Problem statement -> Condense the paragraph beginning "News of Monsanto's interest" in the article below about the Syngenta takeover offer into a short bulleted list that keeps its main facts.

Text excerpt ->

____________________

Sector News

Syngenta rejects $45 billion takeover offer from Monsanto

May 8, 2015
Chemical Value Chain
Syngenta (Basel) on Friday rejected an offer from Monsanto to buy the Swiss-based agrochemicals and seeds group for just over $45 billion. The company says that the unsolicited offer “fundamentally undervalues Syngenta’s prospects and underestimates the significant execution risks, including regulatory and public scrutiny at many levels in many countries.” The company adds that Monsanto’s proposal “does not reflect the outstanding growth prospects of Syngenta’s integrated strategy and the significant future value potential of the company’s crop-focused innovation and market-leading positions.”
 
Syngenta confirmed in a statement on Friday that Monsanto had offered to buy it for 449 Swiss francs ($484.9) per share, with approximately 45% in cash, a premium of 35% to the Swiss company’s closing price on Thursday. However, the Syngenta statement, in describing the rejected offer as “preliminary,” appears to leave the door open to further talks or for Monsanto to make a higher offer. Such a deal, were it to happen, would combine the world’s largest seeds company, Monsanto, with the world’s largest producer of crop protection chemicals and third largest seeds producer to create an agricultural supplies giant with sales of more than $31 billion.
 
News of Monsanto’s interest in Syngenta first emerged in June last year, but a deal did not materialize, owing to Syngenta’s concerns about the strategic fit between the two companies, antitrust issues, and Monsanto’s plans for a so-called tax inversion. However, the potential synergies seem clear. Monsanto’s business is about 80% seeds and 20% agrochemicals, for instance, while Syngenta’s is almost exactly the opposite. Moreover, a deal, if structured appropriately, could also bring Monsanto considerable tax benefits by enabling the US firm to rebase its headquarters in and route its international revenues through Switzerland.

____________________

Record excerpts ->
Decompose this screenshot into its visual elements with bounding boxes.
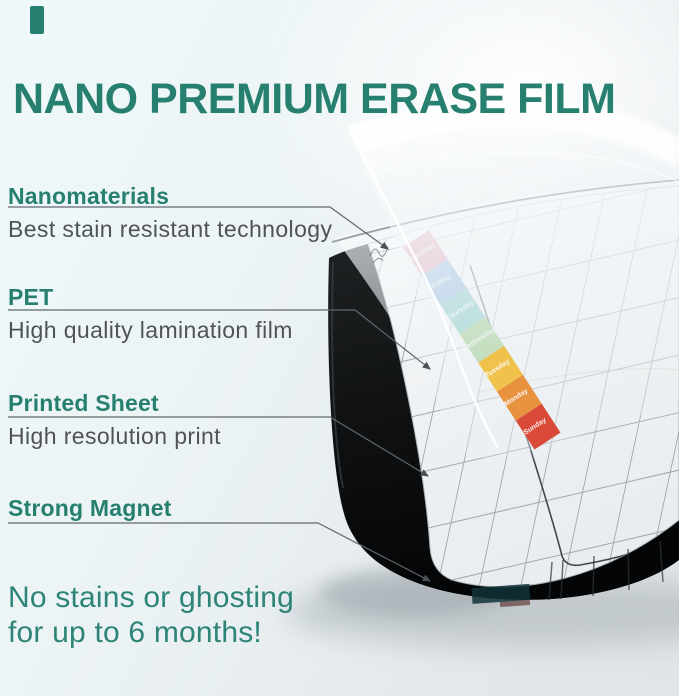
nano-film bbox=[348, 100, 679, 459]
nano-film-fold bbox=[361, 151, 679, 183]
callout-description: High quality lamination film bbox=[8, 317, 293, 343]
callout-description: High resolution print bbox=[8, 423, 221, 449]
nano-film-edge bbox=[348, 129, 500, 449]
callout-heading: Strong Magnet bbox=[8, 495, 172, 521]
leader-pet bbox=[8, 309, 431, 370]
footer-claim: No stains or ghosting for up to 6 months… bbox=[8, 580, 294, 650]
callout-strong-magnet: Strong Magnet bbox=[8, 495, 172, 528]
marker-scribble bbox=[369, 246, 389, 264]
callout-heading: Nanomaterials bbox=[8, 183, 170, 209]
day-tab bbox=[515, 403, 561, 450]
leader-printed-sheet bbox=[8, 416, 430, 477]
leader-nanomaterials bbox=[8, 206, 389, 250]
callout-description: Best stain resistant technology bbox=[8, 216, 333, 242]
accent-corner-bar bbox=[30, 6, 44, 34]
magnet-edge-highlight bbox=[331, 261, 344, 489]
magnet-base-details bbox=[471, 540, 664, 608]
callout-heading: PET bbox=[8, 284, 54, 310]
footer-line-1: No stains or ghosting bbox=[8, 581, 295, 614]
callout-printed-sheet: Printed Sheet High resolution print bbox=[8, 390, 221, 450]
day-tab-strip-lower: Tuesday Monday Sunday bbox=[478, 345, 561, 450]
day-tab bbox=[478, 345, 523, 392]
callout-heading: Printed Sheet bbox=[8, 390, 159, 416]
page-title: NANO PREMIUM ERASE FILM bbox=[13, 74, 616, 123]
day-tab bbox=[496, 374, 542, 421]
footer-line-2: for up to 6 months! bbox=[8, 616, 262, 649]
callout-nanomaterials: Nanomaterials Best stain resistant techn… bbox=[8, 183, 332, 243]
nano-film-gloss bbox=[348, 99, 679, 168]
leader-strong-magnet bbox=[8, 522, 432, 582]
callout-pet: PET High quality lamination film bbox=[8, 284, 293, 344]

____________________

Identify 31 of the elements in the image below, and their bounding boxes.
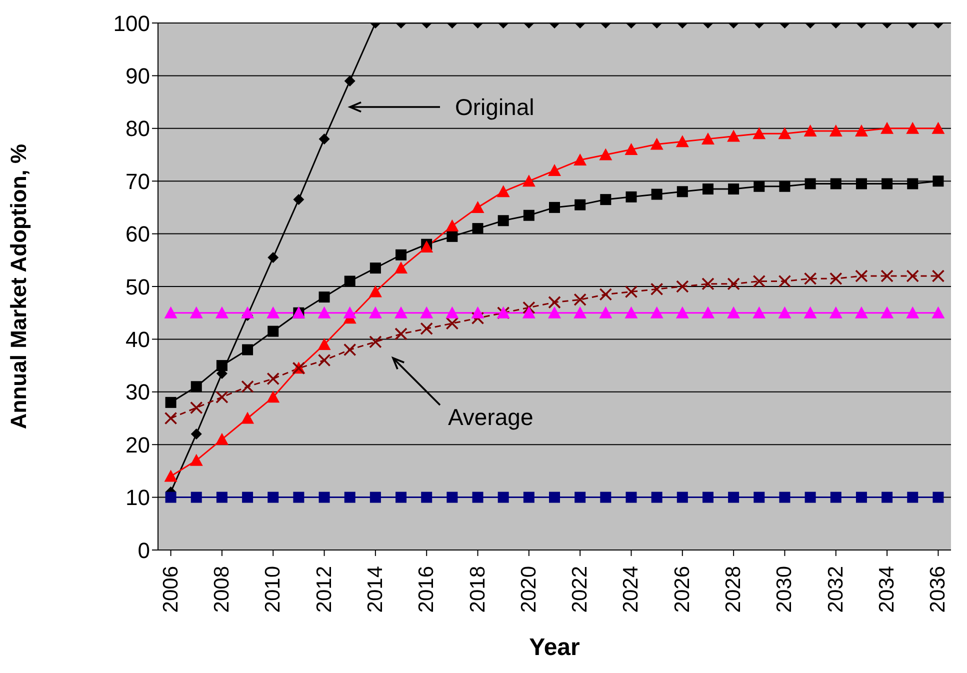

____________________

Answer ->
- Monsanto's interest in Syngenta first became known in June last year, but no deal resulted.
- Syngenta had concerns about the strategic fit, antitrust issues and Monsanto's plans for a tax inversion.
- The potential synergies seem clear: Monsanto's business is about 80% seeds and 20% agrochemicals, while Syngenta's is almost exactly the opposite.
- A suitably structured deal could bring Monsanto considerable tax benefits by letting it rebase its headquarters in Switzerland and route its international revenues through that country.